> **Task instructions**
In the entries below, reproduce character for character the lines from the one containing "grid-bands bbox=[38, 10, 491, 374]" through the one containing "data-point bbox=[199, 134, 205, 141]", including both of those lines.
[START OF Records supplied]
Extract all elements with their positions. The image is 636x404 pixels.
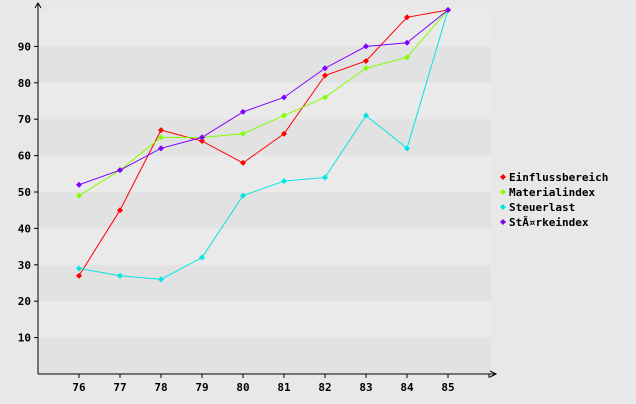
grid-bands bbox=[38, 10, 491, 374]
data-point bbox=[199, 138, 205, 145]
grid-band bbox=[38, 337, 491, 374]
data-point bbox=[158, 276, 164, 283]
legend-label: Steuerlast bbox=[509, 201, 575, 214]
data-point bbox=[199, 134, 205, 141]
x-tick-label: 81 bbox=[277, 381, 291, 394]
legend: Einflussbereich Materialindex Steuerlast St… bbox=[500, 171, 608, 229]
legend-label: Einflussbereich bbox=[509, 171, 608, 184]
data-point bbox=[117, 272, 123, 279]
data-point bbox=[363, 57, 369, 64]
data-point bbox=[240, 159, 246, 166]
data-point bbox=[281, 94, 287, 101]
series-line bbox=[78, 9, 449, 276]
series-line bbox=[78, 9, 449, 280]
y-tick-label: 30 bbox=[18, 259, 31, 272]
legend-marker bbox=[500, 204, 506, 210]
data-point bbox=[76, 265, 82, 272]
data-point bbox=[158, 145, 164, 152]
grid-band bbox=[38, 10, 491, 47]
legend-marker bbox=[500, 189, 506, 195]
y-tick-label: 80 bbox=[18, 77, 31, 90]
grid-band bbox=[38, 192, 491, 229]
series-lines bbox=[76, 7, 451, 283]
legend-marker bbox=[500, 219, 506, 225]
grid-band bbox=[38, 46, 491, 83]
series-line bbox=[78, 9, 449, 186]
x-tick-label: 80 bbox=[236, 381, 249, 394]
x-tick-label: 78 bbox=[154, 381, 167, 394]
data-point bbox=[281, 112, 287, 119]
data-point bbox=[76, 192, 82, 199]
grid-band bbox=[38, 119, 491, 156]
grid-band bbox=[38, 301, 491, 338]
data-point bbox=[322, 65, 328, 72]
data-point bbox=[363, 112, 369, 119]
data-point bbox=[158, 134, 164, 141]
y-tick-label: 50 bbox=[18, 186, 31, 199]
series-line bbox=[78, 9, 449, 197]
y-tick-label: 60 bbox=[18, 150, 31, 163]
axes bbox=[34, 2, 498, 378]
tick-labels: 10 20 30 40 50 60 70 80 90 76 77 78 79 80 81 82 83 84 85 bbox=[18, 40, 455, 394]
data-point bbox=[363, 43, 369, 50]
data-point bbox=[404, 39, 410, 46]
x-tick-label: 83 bbox=[359, 381, 372, 394]
data-point bbox=[117, 167, 123, 174]
y-tick-label: 40 bbox=[18, 222, 31, 235]
data-point bbox=[404, 145, 410, 152]
x-tick-label: 84 bbox=[400, 381, 414, 394]
data-point bbox=[117, 207, 123, 214]
data-point bbox=[363, 65, 369, 72]
data-point bbox=[76, 181, 82, 188]
data-point bbox=[240, 130, 246, 137]
data-point bbox=[322, 174, 328, 181]
x-tick-label: 85 bbox=[441, 381, 454, 394]
data-point bbox=[322, 72, 328, 79]
legend-label: Materialindex bbox=[509, 186, 595, 199]
data-point bbox=[404, 14, 410, 21]
x-tick-label: 79 bbox=[195, 381, 208, 394]
data-point bbox=[322, 94, 328, 101]
y-tick-label: 10 bbox=[18, 332, 31, 345]
data-point bbox=[281, 130, 287, 137]
grid-band bbox=[38, 228, 491, 265]
y-tick-label: 90 bbox=[18, 40, 31, 53]
grid-band bbox=[38, 264, 491, 302]
x-tick-label: 77 bbox=[113, 381, 126, 394]
legend-label: StÃ¤rkeindex bbox=[509, 216, 589, 229]
data-point bbox=[281, 178, 287, 185]
x-tick-label: 76 bbox=[72, 381, 86, 394]
x-axis-arrow bbox=[489, 370, 498, 378]
data-point bbox=[404, 54, 410, 61]
series-st-rkeindex bbox=[76, 7, 451, 188]
data-point bbox=[199, 254, 205, 261]
legend-marker bbox=[500, 174, 506, 180]
grid-band bbox=[38, 155, 491, 192]
data-point bbox=[240, 192, 246, 199]
data-point bbox=[76, 272, 82, 279]
y-tick-label: 20 bbox=[18, 295, 31, 308]
data-point bbox=[240, 108, 246, 115]
x-tick-label: 82 bbox=[318, 381, 331, 394]
y-tick-label: 70 bbox=[18, 113, 31, 126]
y-axis-arrow bbox=[34, 2, 42, 9]
data-point bbox=[445, 7, 451, 13]
grid-band bbox=[38, 82, 491, 120]
data-point bbox=[158, 127, 164, 134]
[END OF Records supplied]
> **Exercise answer**
grid-bands bbox=[38, 10, 491, 374]
data-point bbox=[199, 138, 205, 145]
grid-band bbox=[38, 337, 491, 374]
data-point bbox=[158, 276, 164, 283]
legend-label: Steuerlast bbox=[509, 201, 575, 214]
data-point bbox=[199, 134, 205, 141]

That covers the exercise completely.